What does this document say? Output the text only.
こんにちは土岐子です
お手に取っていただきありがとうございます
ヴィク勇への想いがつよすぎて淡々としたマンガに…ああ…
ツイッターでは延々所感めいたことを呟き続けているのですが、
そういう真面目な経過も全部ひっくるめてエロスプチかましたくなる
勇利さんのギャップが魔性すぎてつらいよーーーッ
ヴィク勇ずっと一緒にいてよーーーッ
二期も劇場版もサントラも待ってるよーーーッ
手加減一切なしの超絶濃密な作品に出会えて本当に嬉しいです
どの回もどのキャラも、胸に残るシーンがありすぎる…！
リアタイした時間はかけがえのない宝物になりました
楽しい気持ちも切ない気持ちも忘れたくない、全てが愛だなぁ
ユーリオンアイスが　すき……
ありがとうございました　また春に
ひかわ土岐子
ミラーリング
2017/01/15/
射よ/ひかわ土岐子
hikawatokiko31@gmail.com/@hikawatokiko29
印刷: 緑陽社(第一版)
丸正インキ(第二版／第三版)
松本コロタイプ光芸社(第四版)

* _Task goal_
Each record above should be returned exactly as it appears.

* _Output below_
What does this document say? Output the text only.
こんにちは土岐子です
お手に取っていただきありがとうございます
ヴィク勇への想いがつよすぎて淡々としたマンガに…ああ…
ツイッターでは延々所感めいたことを呟き続けているのですが、
そういう真面目な経過も全部ひっくるめてエロスプチかましたくなる
勇利さんのギャップが魔性すぎてつらいよーーーッ
ヴィク勇ずっと一緒にいてよーーーッ
二期も劇場版もサントラも待ってるよーーーッ
手加減一切なしの超絶濃密な作品に出会えて本当に嬉しいです
どの回もどのキャラも、胸に残るシーンがありすぎる…！
リアタイした時間はかけがえのない宝物になりました
楽しい気持ちも切ない気持ちも忘れたくない、全てが愛だなぁ
ユーリオンアイスが　すき……
ありがとうございました　また春に
ひかわ土岐子
ミラーリング
2017/01/15/
射よ/ひかわ土岐子
hikawatokiko31@gmail.com/@hikawatokiko29
印刷: 緑陽社(第一版)
丸正インキ(第二版／第三版)
松本コロタイプ光芸社(第四版)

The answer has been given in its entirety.